Work to do:
Your copy of the material below should match it exactly, except that it holds no pictures.

Collection entries:
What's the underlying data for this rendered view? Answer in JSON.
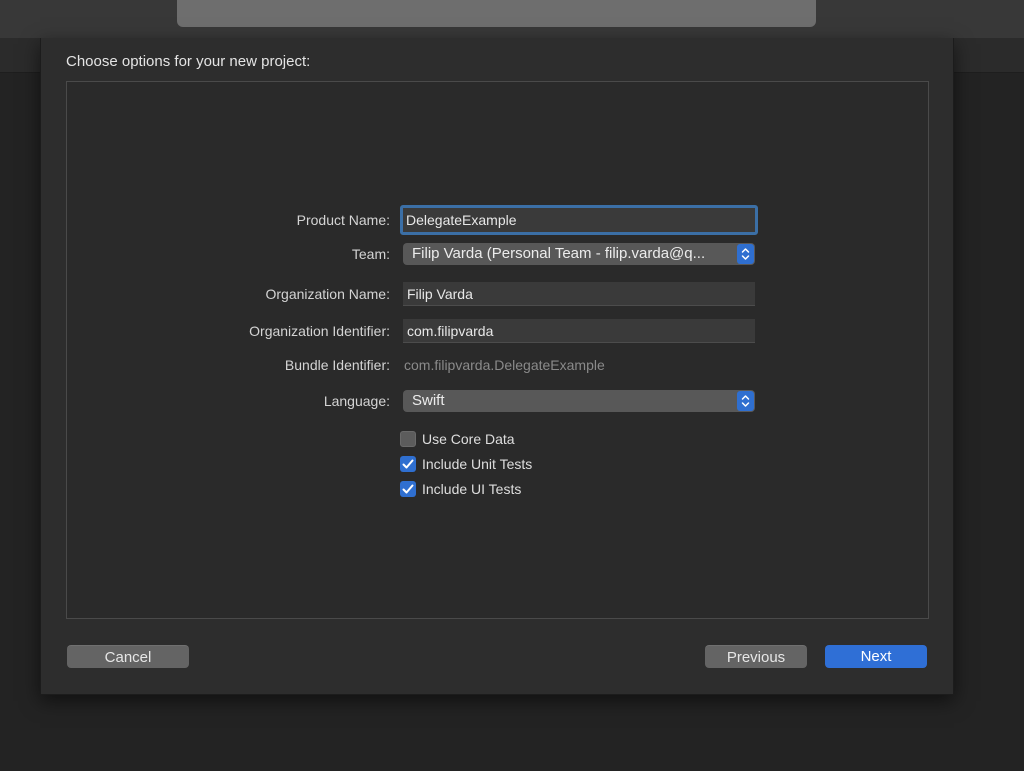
{
  "sheet": {
    "title": "Choose options for your new project:"
  },
  "form": {
    "product_name": {
      "label": "Product Name:",
      "value": "DelegateExample"
    },
    "team": {
      "label": "Team:",
      "value": "Filip Varda (Personal Team - filip.varda@q..."
    },
    "organization_name": {
      "label": "Organization Name:",
      "value": "Filip Varda"
    },
    "organization_identifier": {
      "label": "Organization Identifier:",
      "value": "com.filipvarda"
    },
    "bundle_identifier": {
      "label": "Bundle Identifier:",
      "value": "com.filipvarda.DelegateExample"
    },
    "language": {
      "label": "Language:",
      "value": "Swift"
    }
  },
  "options": [
    {
      "label": "Use Core Data",
      "checked": false
    },
    {
      "label": "Include Unit Tests",
      "checked": true
    },
    {
      "label": "Include UI Tests",
      "checked": true
    }
  ],
  "buttons": {
    "cancel": "Cancel",
    "previous": "Previous",
    "next": "Next"
  },
  "colors": {
    "accent": "#2f6fd6",
    "focus_ring": "#3b6fa6",
    "sheet_background": "#2d2d2d"
  },
  "icons": {
    "popup_stepper": "chevron-up-down-icon",
    "checkmark": "checkmark-icon"
  }
}
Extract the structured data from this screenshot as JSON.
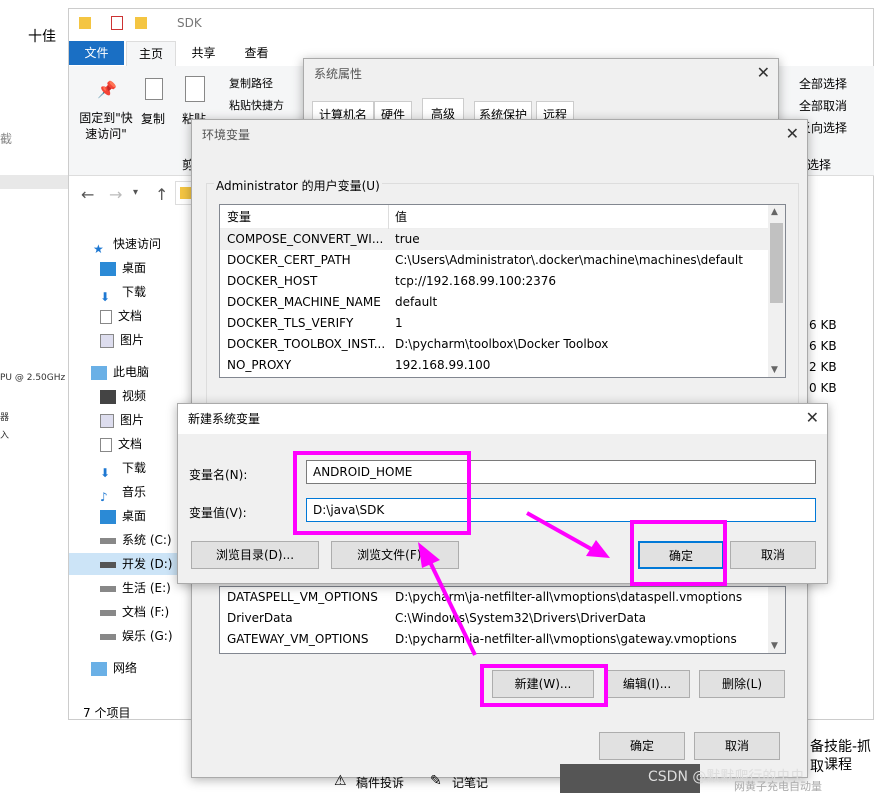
{
  "background": {
    "left_text": "十佳",
    "left_fragments": [
      "截",
      "PU @ 2.50GHz",
      "器",
      "入"
    ],
    "right_fragments": [
      "全部选择",
      "全部取消",
      "反向选择",
      "选择"
    ],
    "sizes": [
      "6 KB",
      "6 KB",
      "2 KB",
      "0 KB"
    ],
    "course_text": "备技能-抓取",
    "course_text2": "课程",
    "bottom_left": "稿件投诉",
    "bottom_left2": "记笔记",
    "watermark": "CSDN @默默爬行的虫虫",
    "watermark2": "网黄子充电自动量"
  },
  "explorer": {
    "title": "SDK",
    "tabs": [
      "文件",
      "主页",
      "共享",
      "查看"
    ],
    "ribbon": {
      "pin": "固定到\"快\n速访问\"",
      "copy": "复制",
      "paste": "粘贴",
      "copy_path": "复制路径",
      "paste_shortcut": "粘贴快捷方",
      "cut": "剪"
    },
    "nav": [
      "快速访问",
      "桌面",
      "下载",
      "文档",
      "图片",
      "此电脑",
      "视频",
      "图片",
      "文档",
      "下载",
      "音乐",
      "桌面",
      "系统 (C:)",
      "开发 (D:)",
      "生活 (E:)",
      "文档 (F:)",
      "娱乐 (G:)",
      "网络"
    ],
    "status": "7 个项目"
  },
  "sysprops": {
    "title": "系统属性",
    "tabs": [
      "计算机名",
      "硬件",
      "高级",
      "系统保护",
      "远程"
    ]
  },
  "envvars": {
    "title": "环境变量",
    "user_group": "Administrator 的用户变量(U)",
    "col_var": "变量",
    "col_val": "值",
    "user_vars": [
      {
        "name": "COMPOSE_CONVERT_WI...",
        "value": "true"
      },
      {
        "name": "DOCKER_CERT_PATH",
        "value": "C:\\Users\\Administrator\\.docker\\machine\\machines\\default"
      },
      {
        "name": "DOCKER_HOST",
        "value": "tcp://192.168.99.100:2376"
      },
      {
        "name": "DOCKER_MACHINE_NAME",
        "value": "default"
      },
      {
        "name": "DOCKER_TLS_VERIFY",
        "value": "1"
      },
      {
        "name": "DOCKER_TOOLBOX_INST...",
        "value": "D:\\pycharm\\toolbox\\Docker Toolbox"
      },
      {
        "name": "NO_PROXY",
        "value": "192.168.99.100"
      }
    ],
    "sys_vars": [
      {
        "name": "DATASPELL_VM_OPTIONS",
        "value": "D:\\pycharm\\ja-netfilter-all\\vmoptions\\dataspell.vmoptions"
      },
      {
        "name": "DriverData",
        "value": "C:\\Windows\\System32\\Drivers\\DriverData"
      },
      {
        "name": "GATEWAY_VM_OPTIONS",
        "value": "D:\\pycharm\\ja-netfilter-all\\vmoptions\\gateway.vmoptions"
      }
    ],
    "btn_new": "新建(W)...",
    "btn_edit": "编辑(I)...",
    "btn_delete": "删除(L)",
    "btn_ok": "确定",
    "btn_cancel": "取消"
  },
  "newvar": {
    "title": "新建系统变量",
    "name_label": "变量名(N):",
    "value_label": "变量值(V):",
    "name_value": "ANDROID_HOME",
    "value_value": "D:\\java\\SDK",
    "browse_dir": "浏览目录(D)...",
    "browse_file": "浏览文件(F)...",
    "ok": "确定",
    "cancel": "取消"
  },
  "colors": {
    "accent": "#0078d7",
    "highlight": "#ff00ff"
  }
}
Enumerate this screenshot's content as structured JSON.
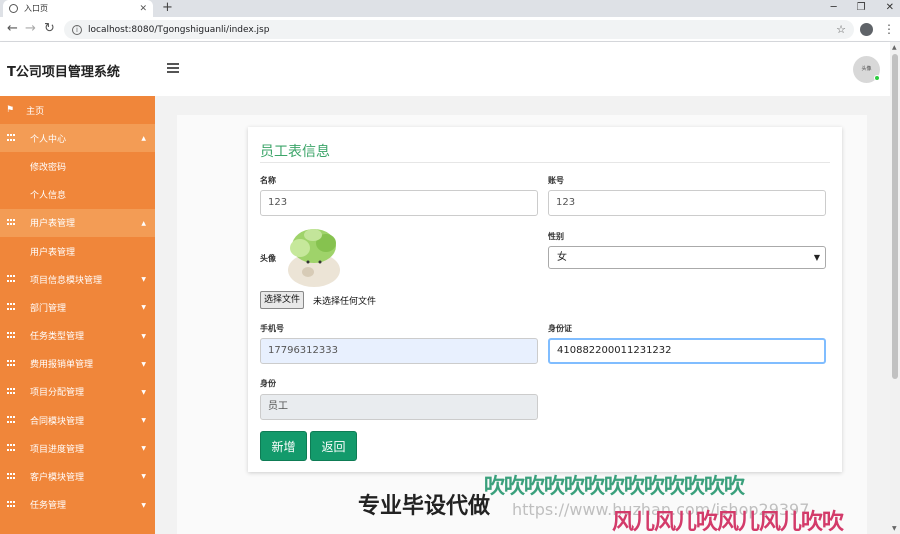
{
  "browser": {
    "tab_title": "入口页",
    "new_tab": "+",
    "url": "localhost:8080/Tgongshiguanli/index.jsp"
  },
  "header": {
    "brand": "T公司项目管理系统",
    "avatar_text": "头像"
  },
  "sidebar": {
    "items": [
      {
        "label": "主页"
      },
      {
        "label": "个人中心"
      },
      {
        "label": "修改密码"
      },
      {
        "label": "个人信息"
      },
      {
        "label": "用户表管理"
      },
      {
        "label": "用户表管理"
      },
      {
        "label": "项目信息模块管理"
      },
      {
        "label": "部门管理"
      },
      {
        "label": "任务类型管理"
      },
      {
        "label": "费用报销单管理"
      },
      {
        "label": "项目分配管理"
      },
      {
        "label": "合同模块管理"
      },
      {
        "label": "项目进度管理"
      },
      {
        "label": "客户模块管理"
      },
      {
        "label": "任务管理"
      }
    ]
  },
  "form": {
    "title": "员工表信息",
    "name_label": "名称",
    "name_value": "123",
    "account_label": "账号",
    "account_value": "123",
    "avatar_label": "头像",
    "file_button": "选择文件",
    "file_status": "未选择任何文件",
    "gender_label": "性别",
    "gender_value": "女",
    "phone_label": "手机号",
    "phone_value": "17796312333",
    "idcard_label": "身份证",
    "idcard_value": "410882200011231232",
    "role_label": "身份",
    "role_value": "员工",
    "add_button": "新增",
    "back_button": "返回"
  },
  "watermarks": {
    "line1": "吹吹吹吹吹吹吹吹吹吹吹吹吹",
    "line2": "专业毕设代做",
    "line3": "https://www.huzhan.com/ishop29397",
    "line4": "风儿风儿吹风儿风儿吹吹"
  }
}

Problem solution:
What's the underlying data for this rendered view? Answer in JSON.
{
  "sheet": {
    "title": "Choose options for your new project:"
  },
  "form": {
    "product_name": {
      "label": "Product Name:",
      "value": "DelegateExample"
    },
    "team": {
      "label": "Team:",
      "value": "Filip Varda (Personal Team - filip.varda@q..."
    },
    "organization_name": {
      "label": "Organization Name:",
      "value": "Filip Varda"
    },
    "organization_identifier": {
      "label": "Organization Identifier:",
      "value": "com.filipvarda"
    },
    "bundle_identifier": {
      "label": "Bundle Identifier:",
      "value": "com.filipvarda.DelegateExample"
    },
    "language": {
      "label": "Language:",
      "value": "Swift"
    }
  },
  "options": [
    {
      "label": "Use Core Data",
      "checked": false
    },
    {
      "label": "Include Unit Tests",
      "checked": true
    },
    {
      "label": "Include UI Tests",
      "checked": true
    }
  ],
  "buttons": {
    "cancel": "Cancel",
    "previous": "Previous",
    "next": "Next"
  },
  "colors": {
    "accent": "#2f6fd6",
    "focus_ring": "#3b6fa6",
    "sheet_background": "#2d2d2d"
  },
  "icons": {
    "popup_stepper": "chevron-up-down-icon",
    "checkmark": "checkmark-icon"
  }
}
Extract the structured data from this screenshot as JSON.
{
  "background": {
    "left_text": "十佳",
    "left_fragments": [
      "截",
      "PU @ 2.50GHz",
      "器",
      "入"
    ],
    "right_fragments": [
      "全部选择",
      "全部取消",
      "反向选择",
      "选择"
    ],
    "sizes": [
      "6 KB",
      "6 KB",
      "2 KB",
      "0 KB"
    ],
    "course_text": "备技能-抓取",
    "course_text2": "课程",
    "bottom_left": "稿件投诉",
    "bottom_left2": "记笔记",
    "watermark": "CSDN @默默爬行的虫虫",
    "watermark2": "网黄子充电自动量"
  },
  "explorer": {
    "title": "SDK",
    "tabs": [
      "文件",
      "主页",
      "共享",
      "查看"
    ],
    "ribbon": {
      "pin": "固定到\"快\n速访问\"",
      "copy": "复制",
      "paste": "粘贴",
      "copy_path": "复制路径",
      "paste_shortcut": "粘贴快捷方",
      "cut": "剪"
    },
    "nav": [
      "快速访问",
      "桌面",
      "下载",
      "文档",
      "图片",
      "此电脑",
      "视频",
      "图片",
      "文档",
      "下载",
      "音乐",
      "桌面",
      "系统 (C:)",
      "开发 (D:)",
      "生活 (E:)",
      "文档 (F:)",
      "娱乐 (G:)",
      "网络"
    ],
    "status": "7 个项目"
  },
  "sysprops": {
    "title": "系统属性",
    "tabs": [
      "计算机名",
      "硬件",
      "高级",
      "系统保护",
      "远程"
    ]
  },
  "envvars": {
    "title": "环境变量",
    "user_group": "Administrator 的用户变量(U)",
    "col_var": "变量",
    "col_val": "值",
    "user_vars": [
      {
        "name": "COMPOSE_CONVERT_WI...",
        "value": "true"
      },
      {
        "name": "DOCKER_CERT_PATH",
        "value": "C:\\Users\\Administrator\\.docker\\machine\\machines\\default"
      },
      {
        "name": "DOCKER_HOST",
        "value": "tcp://192.168.99.100:2376"
      },
      {
        "name": "DOCKER_MACHINE_NAME",
        "value": "default"
      },
      {
        "name": "DOCKER_TLS_VERIFY",
        "value": "1"
      },
      {
        "name": "DOCKER_TOOLBOX_INST...",
        "value": "D:\\pycharm\\toolbox\\Docker Toolbox"
      },
      {
        "name": "NO_PROXY",
        "value": "192.168.99.100"
      }
    ],
    "sys_vars": [
      {
        "name": "DATASPELL_VM_OPTIONS",
        "value": "D:\\pycharm\\ja-netfilter-all\\vmoptions\\dataspell.vmoptions"
      },
      {
        "name": "DriverData",
        "value": "C:\\Windows\\System32\\Drivers\\DriverData"
      },
      {
        "name": "GATEWAY_VM_OPTIONS",
        "value": "D:\\pycharm\\ja-netfilter-all\\vmoptions\\gateway.vmoptions"
      }
    ],
    "btn_new": "新建(W)...",
    "btn_edit": "编辑(I)...",
    "btn_delete": "删除(L)",
    "btn_ok": "确定",
    "btn_cancel": "取消"
  },
  "newvar": {
    "title": "新建系统变量",
    "name_label": "变量名(N):",
    "value_label": "变量值(V):",
    "name_value": "ANDROID_HOME",
    "value_value": "D:\\java\\SDK",
    "browse_dir": "浏览目录(D)...",
    "browse_file": "浏览文件(F)...",
    "ok": "确定",
    "cancel": "取消"
  },
  "colors": {
    "accent": "#0078d7",
    "highlight": "#ff00ff"
  }
}
Enumerate this screenshot's content as structured JSON.
{
  "browser": {
    "tab_title": "入口页",
    "new_tab": "+",
    "url": "localhost:8080/Tgongshiguanli/index.jsp"
  },
  "header": {
    "brand": "T公司项目管理系统",
    "avatar_text": "头像"
  },
  "sidebar": {
    "items": [
      {
        "label": "主页"
      },
      {
        "label": "个人中心"
      },
      {
        "label": "修改密码"
      },
      {
        "label": "个人信息"
      },
      {
        "label": "用户表管理"
      },
      {
        "label": "用户表管理"
      },
      {
        "label": "项目信息模块管理"
      },
      {
        "label": "部门管理"
      },
      {
        "label": "任务类型管理"
      },
      {
        "label": "费用报销单管理"
      },
      {
        "label": "项目分配管理"
      },
      {
        "label": "合同模块管理"
      },
      {
        "label": "项目进度管理"
      },
      {
        "label": "客户模块管理"
      },
      {
        "label": "任务管理"
      }
    ]
  },
  "form": {
    "title": "员工表信息",
    "name_label": "名称",
    "name_value": "123",
    "account_label": "账号",
    "account_value": "123",
    "avatar_label": "头像",
    "file_button": "选择文件",
    "file_status": "未选择任何文件",
    "gender_label": "性别",
    "gender_value": "女",
    "phone_label": "手机号",
    "phone_value": "17796312333",
    "idcard_label": "身份证",
    "idcard_value": "410882200011231232",
    "role_label": "身份",
    "role_value": "员工",
    "add_button": "新增",
    "back_button": "返回"
  },
  "watermarks": {
    "line1": "吹吹吹吹吹吹吹吹吹吹吹吹吹",
    "line2": "专业毕设代做",
    "line3": "https://www.huzhan.com/ishop29397",
    "line4": "风儿风儿吹风儿风儿吹吹"
  }
}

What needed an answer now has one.